Graal-Müritz is an old town on Germany’s Baltic coast. It began as the medieval community of Müritz, grew to a hamlet with a nunnery and mill, then to a village with shops and restaurants, hotels, a boardwalk and pier for its beach. Train service opened in July 1926. The nearby village of Graal merged with Müritz in 1938, and in 1960 the amalgamated-town received official recognition as a coastal health spa.
M. and I arrive in Graal-Müritz mid-morning, July 12, 2016. We haven’t come for the spas. We’re here because Franz Kafka was here. I’ve been tracking Franz — whose life has become as inexhaustible to me as his literature — seeking his traces in places he lived, worked and sojourned. Müritz was his last vacation destination, a fortuitous one, and I’ve come to believe that every significant contact leaves traces.
Kafka came to Müritz in the summer of 1923 — with his sister Elli, nephew and two nieces — and stayed from July 10 till August 8. He was forty at the time and seriously ill with tuberculosis. Retired in 1922 with a head secretary’s pension from the Workers’ Accident Insurance Institute of Prague, in Müritz he was “testing his transportability,” as he put it, for a longer journey — to Palestine. His childhood friend, Hugo Bergmann, had moved to Jerusalem two years prior and the Bergmanns, visiting Prague that summer, were ready to take Franz back with them. He was sure Jerusalem didn’t need a tubercular former civil-servant lawyer, but maybe he could garden there — he’d tried his hand at gardening, and that was part of the plan. If he grew stronger in Müritz, he told his friends, he’d make the longer journey in the fall. The Bergmanns took another landsman back with them instead: Gerhard (Gershom) Scholem — credited with founding the modern study of Jewish mysticism. But in Müritz Franz met a girl.

Your instructions:
Reproduce the full passage about Kafka's stay in Graal-Müritz word for word. The lines that follow this passage are not needed for the work here.

Data records:
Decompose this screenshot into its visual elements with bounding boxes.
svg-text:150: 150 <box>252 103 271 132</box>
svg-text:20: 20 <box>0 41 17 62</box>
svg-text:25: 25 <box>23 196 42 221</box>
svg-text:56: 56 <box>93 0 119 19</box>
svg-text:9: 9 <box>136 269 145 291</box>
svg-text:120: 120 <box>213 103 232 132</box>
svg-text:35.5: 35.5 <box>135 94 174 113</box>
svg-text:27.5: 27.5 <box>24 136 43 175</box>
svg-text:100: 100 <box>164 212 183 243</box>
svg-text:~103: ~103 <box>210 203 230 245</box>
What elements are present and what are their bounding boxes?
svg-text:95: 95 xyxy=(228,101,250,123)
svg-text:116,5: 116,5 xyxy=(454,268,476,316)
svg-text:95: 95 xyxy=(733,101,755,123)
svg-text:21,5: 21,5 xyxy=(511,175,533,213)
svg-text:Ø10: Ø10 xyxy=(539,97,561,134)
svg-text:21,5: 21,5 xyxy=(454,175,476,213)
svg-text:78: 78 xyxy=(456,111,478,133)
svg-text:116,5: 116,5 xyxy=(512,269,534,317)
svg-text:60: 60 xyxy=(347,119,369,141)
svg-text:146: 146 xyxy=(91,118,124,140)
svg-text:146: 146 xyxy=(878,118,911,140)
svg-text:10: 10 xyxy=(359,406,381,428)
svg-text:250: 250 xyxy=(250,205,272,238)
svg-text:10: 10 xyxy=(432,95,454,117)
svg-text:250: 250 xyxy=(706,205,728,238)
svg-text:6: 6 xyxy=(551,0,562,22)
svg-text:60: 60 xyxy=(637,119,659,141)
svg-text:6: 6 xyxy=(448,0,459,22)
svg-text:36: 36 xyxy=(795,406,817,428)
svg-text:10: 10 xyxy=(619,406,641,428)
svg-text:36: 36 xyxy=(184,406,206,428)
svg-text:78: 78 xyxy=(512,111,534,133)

Exercise result:
Graal-Müritz is an old town on Germany’s Baltic coast. It began as the medieval community of Müritz, grew to a hamlet with a nunnery and mill, then to a village with shops and restaurants, hotels, a boardwalk and pier for its beach. Train service opened in July 1926. The nearby village of Graal merged with Müritz in 1938, and in 1960 the amalgamated-town received official recognition as a coastal health spa.
M. and I arrive in Graal-Müritz mid-morning, July 12, 2016. We haven’t come for the spas. We’re here because Franz Kafka was here. I’ve been tracking Franz — whose life has become as inexhaustible to me as his literature — seeking his traces in places he lived, worked and sojourned. Müritz was his last vacation destination, a fortuitous one, and I’ve come to believe that every significant contact leaves traces.
Kafka came to Müritz in the summer of 1923 — with his sister Elli, nephew and two nieces — and stayed from July 10 till August 8. He was forty at the time and seriously ill with tuberculosis. Retired in 1922 with a head secretary’s pension from the Workers’ Accident Insurance Institute of Prague, in Müritz he was “testing his transportability,” as he put it, for a longer journey — to Palestine. His childhood friend, Hugo Bergmann, had moved to Jerusalem two years prior and the Bergmanns, visiting Prague that summer, were ready to take Franz back with them. He was sure Jerusalem didn’t need a tubercular former civil-servant lawyer, but maybe he could garden there — he’d tried his hand at gardening, and that was part of the plan. If he grew stronger in Müritz, he told his friends, he’d make the longer journey in the fall. The Bergmanns took another landsman back with them instead: Gerhard (Gershom) Scholem — credited with founding the modern study of Jewish mysticism. But in Müritz Franz met a girl.